SET TASK - Where does the string "content" appear in the records? Copy every line that contains it.
•••••
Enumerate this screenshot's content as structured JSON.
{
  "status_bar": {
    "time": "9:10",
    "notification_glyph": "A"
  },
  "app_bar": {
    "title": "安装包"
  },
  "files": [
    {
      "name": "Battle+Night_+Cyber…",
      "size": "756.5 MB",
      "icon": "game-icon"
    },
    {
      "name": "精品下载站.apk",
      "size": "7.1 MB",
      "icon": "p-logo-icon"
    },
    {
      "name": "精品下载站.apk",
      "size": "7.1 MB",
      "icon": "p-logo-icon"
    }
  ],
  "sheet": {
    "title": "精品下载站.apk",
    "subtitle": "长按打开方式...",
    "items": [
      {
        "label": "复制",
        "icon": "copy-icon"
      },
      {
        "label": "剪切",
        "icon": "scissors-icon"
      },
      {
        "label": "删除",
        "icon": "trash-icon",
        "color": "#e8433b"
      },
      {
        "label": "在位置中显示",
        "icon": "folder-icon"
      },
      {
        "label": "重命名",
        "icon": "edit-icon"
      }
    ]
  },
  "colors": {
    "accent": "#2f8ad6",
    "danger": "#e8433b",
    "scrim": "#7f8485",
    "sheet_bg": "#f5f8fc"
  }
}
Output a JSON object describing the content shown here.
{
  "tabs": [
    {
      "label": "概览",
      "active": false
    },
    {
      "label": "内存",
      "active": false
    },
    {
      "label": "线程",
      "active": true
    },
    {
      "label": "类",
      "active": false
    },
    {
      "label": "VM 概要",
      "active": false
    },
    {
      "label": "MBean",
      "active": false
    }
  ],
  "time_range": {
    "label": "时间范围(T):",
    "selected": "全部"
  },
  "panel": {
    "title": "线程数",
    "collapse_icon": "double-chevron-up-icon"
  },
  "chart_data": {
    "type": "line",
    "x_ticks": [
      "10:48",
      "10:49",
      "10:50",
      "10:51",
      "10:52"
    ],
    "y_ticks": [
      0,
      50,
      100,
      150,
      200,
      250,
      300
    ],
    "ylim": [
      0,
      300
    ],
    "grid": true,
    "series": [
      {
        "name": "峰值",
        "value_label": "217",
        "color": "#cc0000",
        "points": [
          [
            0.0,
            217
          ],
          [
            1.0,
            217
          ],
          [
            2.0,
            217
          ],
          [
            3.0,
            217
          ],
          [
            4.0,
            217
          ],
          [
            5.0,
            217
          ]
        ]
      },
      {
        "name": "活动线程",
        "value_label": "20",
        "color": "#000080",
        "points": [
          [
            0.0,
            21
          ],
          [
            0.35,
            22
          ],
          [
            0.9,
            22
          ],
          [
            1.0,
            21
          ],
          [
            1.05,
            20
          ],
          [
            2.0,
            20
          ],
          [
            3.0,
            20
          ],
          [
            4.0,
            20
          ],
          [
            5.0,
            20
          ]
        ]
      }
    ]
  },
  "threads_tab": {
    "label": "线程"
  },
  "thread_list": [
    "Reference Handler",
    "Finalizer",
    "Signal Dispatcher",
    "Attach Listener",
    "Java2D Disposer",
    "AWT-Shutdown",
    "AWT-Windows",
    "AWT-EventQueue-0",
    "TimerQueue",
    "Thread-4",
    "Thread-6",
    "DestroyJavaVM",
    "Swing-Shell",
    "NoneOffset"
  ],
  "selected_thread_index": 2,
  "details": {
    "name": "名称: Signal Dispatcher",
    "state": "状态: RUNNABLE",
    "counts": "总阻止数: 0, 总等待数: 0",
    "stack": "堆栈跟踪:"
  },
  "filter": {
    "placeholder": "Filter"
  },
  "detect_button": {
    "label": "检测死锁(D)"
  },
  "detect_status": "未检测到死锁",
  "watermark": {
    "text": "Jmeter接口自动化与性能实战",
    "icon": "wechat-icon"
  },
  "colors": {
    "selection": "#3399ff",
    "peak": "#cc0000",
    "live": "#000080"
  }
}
•••••
FULL OUTPUT -
Enumerate this screenshot's content as structured JSON.
Output a JSON object describing the content shown here.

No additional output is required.